**Written problem**
Check each line of the entries below for the string "image" and state how many lines have it, with no other text.

**Given data**

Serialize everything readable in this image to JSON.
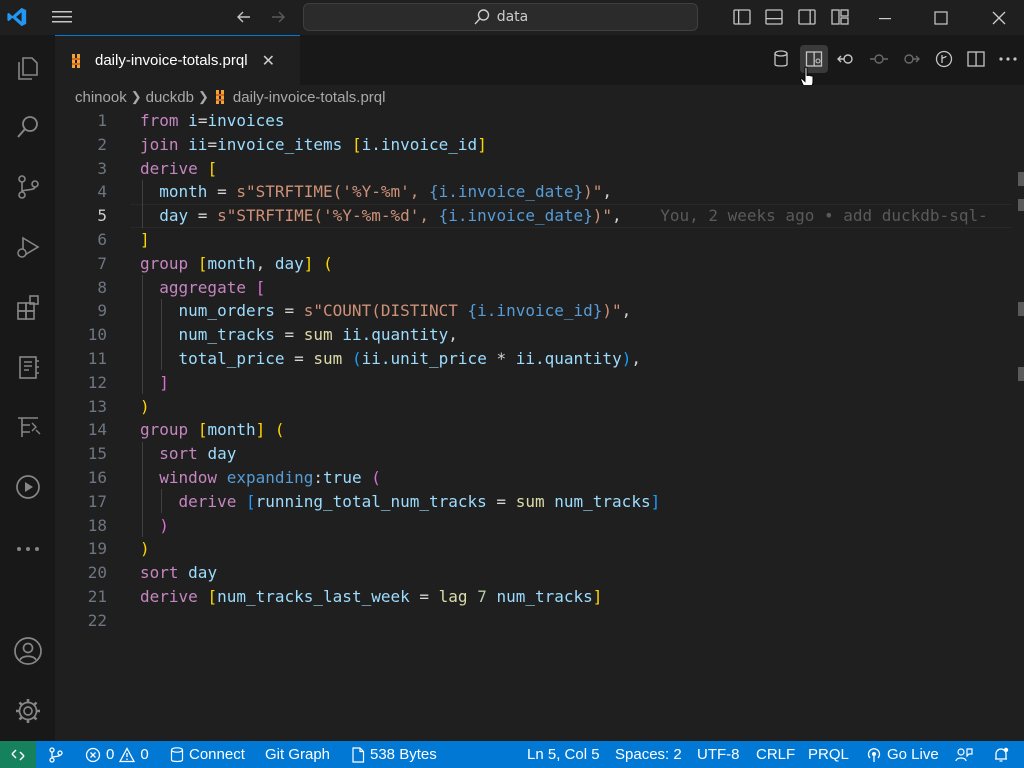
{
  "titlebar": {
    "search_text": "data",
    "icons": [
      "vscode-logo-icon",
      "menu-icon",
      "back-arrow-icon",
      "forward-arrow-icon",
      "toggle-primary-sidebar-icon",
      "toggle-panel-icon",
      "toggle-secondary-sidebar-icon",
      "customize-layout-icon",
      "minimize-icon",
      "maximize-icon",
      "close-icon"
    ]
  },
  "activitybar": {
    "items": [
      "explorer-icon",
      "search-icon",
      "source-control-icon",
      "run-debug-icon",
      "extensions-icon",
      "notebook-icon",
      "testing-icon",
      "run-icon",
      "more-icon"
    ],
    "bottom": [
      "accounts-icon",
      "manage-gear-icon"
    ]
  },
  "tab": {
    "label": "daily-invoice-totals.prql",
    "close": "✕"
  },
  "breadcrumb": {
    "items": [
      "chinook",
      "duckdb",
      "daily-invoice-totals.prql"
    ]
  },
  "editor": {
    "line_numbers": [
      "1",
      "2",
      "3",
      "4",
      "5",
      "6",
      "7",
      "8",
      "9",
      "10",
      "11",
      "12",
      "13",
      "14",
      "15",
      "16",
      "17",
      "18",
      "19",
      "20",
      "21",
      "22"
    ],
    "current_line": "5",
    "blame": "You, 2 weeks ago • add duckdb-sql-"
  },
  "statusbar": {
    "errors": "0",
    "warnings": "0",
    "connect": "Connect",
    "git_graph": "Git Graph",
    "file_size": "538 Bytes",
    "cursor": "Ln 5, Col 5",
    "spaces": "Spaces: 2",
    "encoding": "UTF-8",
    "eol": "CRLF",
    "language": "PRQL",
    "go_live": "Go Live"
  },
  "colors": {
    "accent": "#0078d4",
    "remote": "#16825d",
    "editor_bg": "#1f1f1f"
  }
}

---

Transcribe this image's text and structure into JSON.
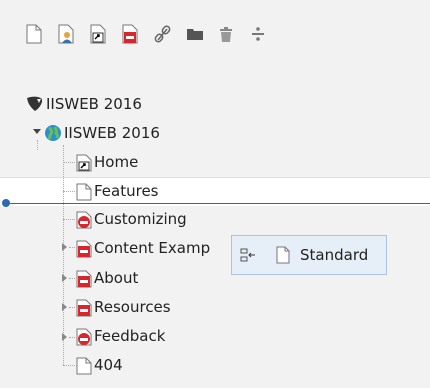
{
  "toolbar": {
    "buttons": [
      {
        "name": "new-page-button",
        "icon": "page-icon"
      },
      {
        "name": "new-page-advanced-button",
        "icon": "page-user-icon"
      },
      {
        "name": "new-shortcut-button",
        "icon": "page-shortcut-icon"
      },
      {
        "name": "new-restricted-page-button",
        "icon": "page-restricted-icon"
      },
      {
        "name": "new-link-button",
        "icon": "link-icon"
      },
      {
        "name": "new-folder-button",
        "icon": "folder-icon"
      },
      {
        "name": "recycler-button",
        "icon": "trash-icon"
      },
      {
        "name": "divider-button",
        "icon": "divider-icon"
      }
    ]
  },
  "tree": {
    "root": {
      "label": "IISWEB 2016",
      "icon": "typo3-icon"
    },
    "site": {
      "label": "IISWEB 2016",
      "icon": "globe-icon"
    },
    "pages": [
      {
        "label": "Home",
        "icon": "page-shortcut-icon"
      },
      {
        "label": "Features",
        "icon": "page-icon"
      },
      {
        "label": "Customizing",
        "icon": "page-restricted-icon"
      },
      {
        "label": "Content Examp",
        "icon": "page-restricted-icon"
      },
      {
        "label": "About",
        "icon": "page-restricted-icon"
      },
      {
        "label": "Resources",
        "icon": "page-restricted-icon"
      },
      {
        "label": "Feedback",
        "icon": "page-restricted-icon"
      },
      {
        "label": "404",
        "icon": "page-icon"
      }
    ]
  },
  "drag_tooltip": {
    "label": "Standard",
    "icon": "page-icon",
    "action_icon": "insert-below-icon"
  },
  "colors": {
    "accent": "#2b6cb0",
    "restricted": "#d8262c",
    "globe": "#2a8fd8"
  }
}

* * *

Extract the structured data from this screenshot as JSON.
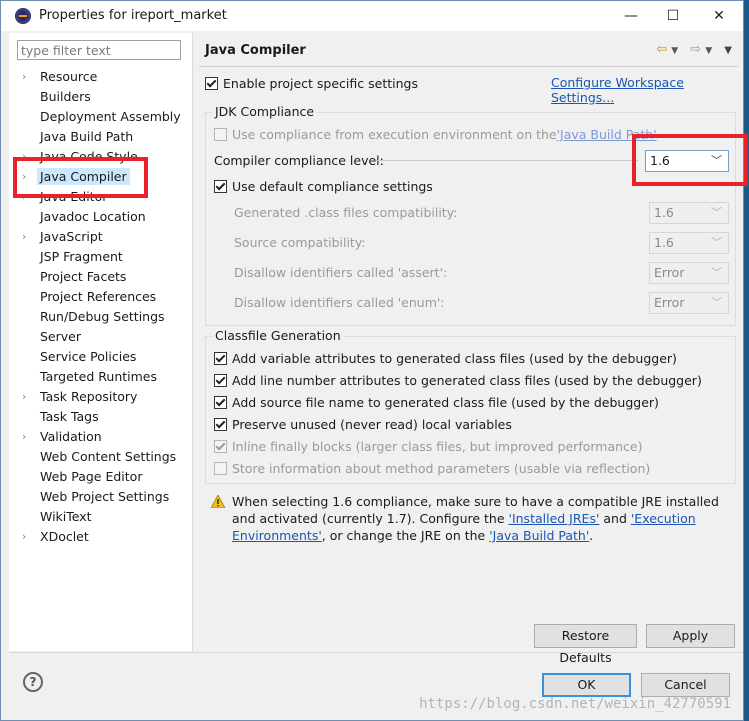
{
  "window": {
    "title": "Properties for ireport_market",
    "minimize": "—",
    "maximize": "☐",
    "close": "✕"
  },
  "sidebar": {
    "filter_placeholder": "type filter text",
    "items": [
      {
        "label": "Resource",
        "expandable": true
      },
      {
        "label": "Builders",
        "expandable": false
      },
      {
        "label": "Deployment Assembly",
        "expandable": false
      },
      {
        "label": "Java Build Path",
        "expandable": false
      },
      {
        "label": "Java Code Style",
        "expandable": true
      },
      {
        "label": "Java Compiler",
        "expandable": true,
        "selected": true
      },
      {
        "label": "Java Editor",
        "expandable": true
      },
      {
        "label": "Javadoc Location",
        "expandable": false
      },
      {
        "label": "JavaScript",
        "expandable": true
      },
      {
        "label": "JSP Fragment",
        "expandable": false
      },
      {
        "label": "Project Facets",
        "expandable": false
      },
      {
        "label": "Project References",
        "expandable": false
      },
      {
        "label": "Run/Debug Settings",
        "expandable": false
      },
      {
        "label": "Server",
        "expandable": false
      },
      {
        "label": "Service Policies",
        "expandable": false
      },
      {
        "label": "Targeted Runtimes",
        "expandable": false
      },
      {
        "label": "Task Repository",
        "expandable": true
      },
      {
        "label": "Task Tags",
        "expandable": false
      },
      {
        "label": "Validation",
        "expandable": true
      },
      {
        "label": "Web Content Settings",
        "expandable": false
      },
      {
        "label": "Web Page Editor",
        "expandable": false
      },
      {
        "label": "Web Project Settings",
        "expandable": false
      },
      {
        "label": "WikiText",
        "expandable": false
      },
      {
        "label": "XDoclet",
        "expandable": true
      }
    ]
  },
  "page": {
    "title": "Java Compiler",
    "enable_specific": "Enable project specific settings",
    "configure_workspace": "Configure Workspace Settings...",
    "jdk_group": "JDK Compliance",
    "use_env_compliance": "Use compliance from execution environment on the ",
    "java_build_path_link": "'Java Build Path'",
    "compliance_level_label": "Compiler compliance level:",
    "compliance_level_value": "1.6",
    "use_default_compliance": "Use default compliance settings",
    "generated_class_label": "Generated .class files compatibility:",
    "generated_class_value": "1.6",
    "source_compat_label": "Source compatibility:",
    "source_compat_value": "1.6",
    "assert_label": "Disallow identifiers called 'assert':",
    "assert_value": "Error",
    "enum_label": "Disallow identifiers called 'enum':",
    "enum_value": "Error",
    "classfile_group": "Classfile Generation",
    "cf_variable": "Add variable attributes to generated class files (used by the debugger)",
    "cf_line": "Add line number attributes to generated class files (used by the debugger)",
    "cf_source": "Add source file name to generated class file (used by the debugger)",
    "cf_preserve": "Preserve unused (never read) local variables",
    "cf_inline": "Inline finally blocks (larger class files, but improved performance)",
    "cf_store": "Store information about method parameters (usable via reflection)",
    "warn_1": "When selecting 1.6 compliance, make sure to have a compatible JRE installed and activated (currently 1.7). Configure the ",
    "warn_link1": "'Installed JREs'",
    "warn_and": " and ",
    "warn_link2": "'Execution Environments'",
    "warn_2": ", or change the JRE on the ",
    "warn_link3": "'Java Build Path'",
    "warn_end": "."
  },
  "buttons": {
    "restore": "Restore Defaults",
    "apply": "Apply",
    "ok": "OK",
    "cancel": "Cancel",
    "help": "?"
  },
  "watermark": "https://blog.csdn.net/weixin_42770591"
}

**Answer for this exercise**
2